## TEXT SEGMENT
In some cases it is entirely inappropriate to reduce citizens to consumers and to treat governmental institutions merely as providers of services. It is not the case that all areas of human life can be characterised as a series of consumer choices. Citizens have rights and duties. Consumers have desires or needs. A person's interest as a "consumer" is only one part of a person's status as a citizen. The consumer analogy has become, in many respects, a feral metaphor that has acquired a disproportionate degree of prominence.

Rabbi Jonathon Sacks, the Chief Rabbi of the British Commonwealth, has argued that the kind of society that gives rise to and is able to sustain a market economy tends to be a society with a strong respect for certain kinds of traditions. Rabbi Sacks expressed concern that traditions were being undermined by the power of the market. He identified the global triumph of a market based approach as perhaps the market economy's own worst enemy. He said:

When everything that matters can be bought and sold, when commitments can be broken because they are no longer to our advantage, when shopping becomes salvation and advertising slogans become our litany, when our work is measured by how much we earn and spend, then the market is destroying the very virtues on which in the long run it depends. That, not the return of socialism, is the danger that advanced economies now face. And in these times, when markets seem to hold out the promise of uninterrupted growth in our satisfaction of desires, the voice of our great religious traditions needs to be heard, warning us of the gods that devour their own children, and of the temples that stand today as relics of civilisations which once seemed invincible ...

The market, in my view, has already gone to far: not indeed as an economic system, but as a cast of thought governing relationships and the image we have of ourselves ... The idea that human happiness can be exhaustively accounted for in terms of things we can buy, exchange and replace is one of the great corrosive acids that eat away the foundations on which society rests; and by the time we have discovered this, it is already too late. The market does not survive by market forces alone. It depends on respect for institutions, which are themselves expressions of our reverence for the human individual as the image and likeness of God.

In my various addresses on this subject I have sought to emphasise that it is a gross over-simplification to treat the courts as delivering some kind of "service". The courts administer justice in accordance with law. They no more deliver a "service" in the form of judgments and decisions than a parliament delivers a "service" in the form of debates and statutes. I do not doubt that courts serve the people, but they do not provide services to the people. The enforcement of legal rights and obligations: the articulation and development of the law, the public affirmation of who is right and who is wrong, the denunciation of conduct in both criminal and civil trials, the deterrence of other conduct by a public process with public outcome. These are all public purposes served by the courts, even in the resolution of private disputes.

I do not presume to intrude into consideration of the various functions performed by a library. No doubt there are functions which can be seen to be accurately described in terms of providing a service to a particular person or persons, and others which are more appropriately understood in terms of public purposes. A clear differentiation in this regard may not always be possible. However, it may be important, in the light of current pressures, to attempt some form of differentiation if the full range of values of the institution are to be served.

## SUPPLIED INFORMATION
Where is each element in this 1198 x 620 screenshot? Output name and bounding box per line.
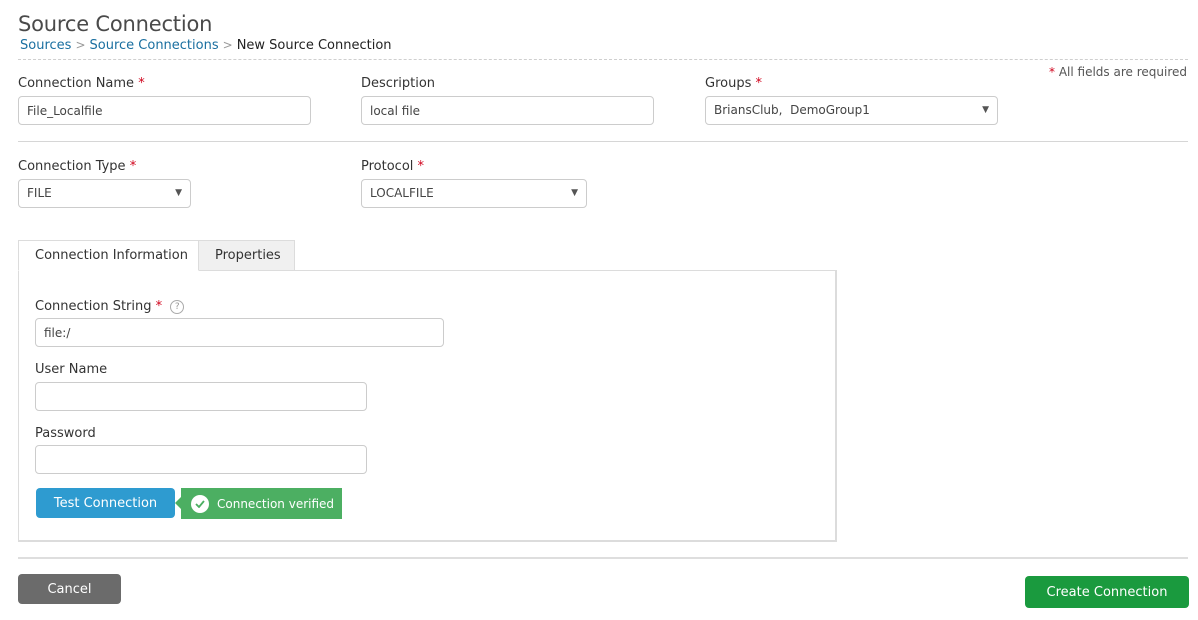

## ACTIONS TO TAKE
1. According to the passage on citizens as consumers, why might the global triumph of the market be the market economy's own worst enemy? Answer in one to three sentences.
2. Rewrite the paragraph of the passage on citizens as consumers that begins "In my various addresses on this subject" as a short list that keeps its main facts.
3. Write what follows the last sentence of the passage on citizens as consumers.

## ANSWERS FOR THIS EXERCISE
1. A market economy arises in, and is sustained by, a society with strong respect for certain traditions, virtues and institutions. When everything can be bought and sold, commitments are broken for advantage, and happiness is measured by what we buy and replace, the market erodes those foundations. The market does not survive by market forces alone.

2.
- Treating the courts as delivering a "service" is a gross over-simplification.
- Courts administer justice in accordance with law. They no more deliver a service through judgments than a parliament does through debates and statutes.
- Courts serve the people but do not provide services to them.
- Courts serve public purposes, even when resolving private disputes:
  - enforcing legal rights and obligations
  - articulating and developing the law
  - publicly affirming who is right and who is wrong
  - denouncing conduct in criminal and civil trials
  - deterring other conduct through a public process with a public outcome

3.
Efficiency is not the only value in life. Our system of justice is not the most efficient mode of dispute resolution. Nor is democracy the most efficient mode of government. In all these respects we have deliberately chosen inefficient ways of decision making in order to protect rights and freedoms and to ensure that governments act with the consent of the governed. These are values of a sufficiently high order to be protected in constitutional terms. That is not so for other areas of government activity. However, the general principle remains applicable: not everything is capable of being reduced, either directly or by analogy, to some form of market.

One of the most distinctive characteristics of the "new public management" is that it adopts a "one size fits all" approach that assumes that the same procedure is appropriate in every area of the public sector. Generally, there appears to be required a hierarchy of documentation. At the highest level of generality or abstraction is a document described variously as a strategic plan, corporate plan, charter or mission statement. The level below concerns the process of annual implementation, variously called business plans or performance plans and the like. These plans are required to contain goals, objectives, targets or standards at a level of generality that is implementable and, preferably, capable of measurement and stated in quantitative form. Further down the hierarchy is what is frequently called performance indicators, which are required to be measurable, concrete, collectable at reasonable cost and comparable either between institutions or over time for the one institution. Finally, the process must be capable of independent evaluation, both within the unit of public administration and by investigatory and regulatory bodies, such as finance departments, auditors-general and parliamentary committees. Although the nomenclature varies from one country to another, and from one area of public administration to another, the broad lines of these requirements appear to be similar in many countries and spheres of discourse.

At the level of strategic plans, mission statements, charters and the like, one generally finds the broadest of platitudes, unlikely by their nature to have any effect on actual behaviour. No doubt there are some areas of public administration for which clarification of objectives at this level of generality performs some useful function. I do not myself accept the proposition that one cannot plan for the future unless one writes it down. However, in the immortal words of an English footballer: "If you have the courage to look far enough ahead, you too can see the carrot at the end of the tunnel." And so we should.

The position in this regard is not a static one. The enthusiasm for strategic plans or charters or mission statements appears to me to have waned somewhat. The presumed benefits from clarification of objectives do not seem to be attainable when the objectives are stated at a high level of abstraction. It is not sufficiently appreciated that management is, in some respects, a fashion industry.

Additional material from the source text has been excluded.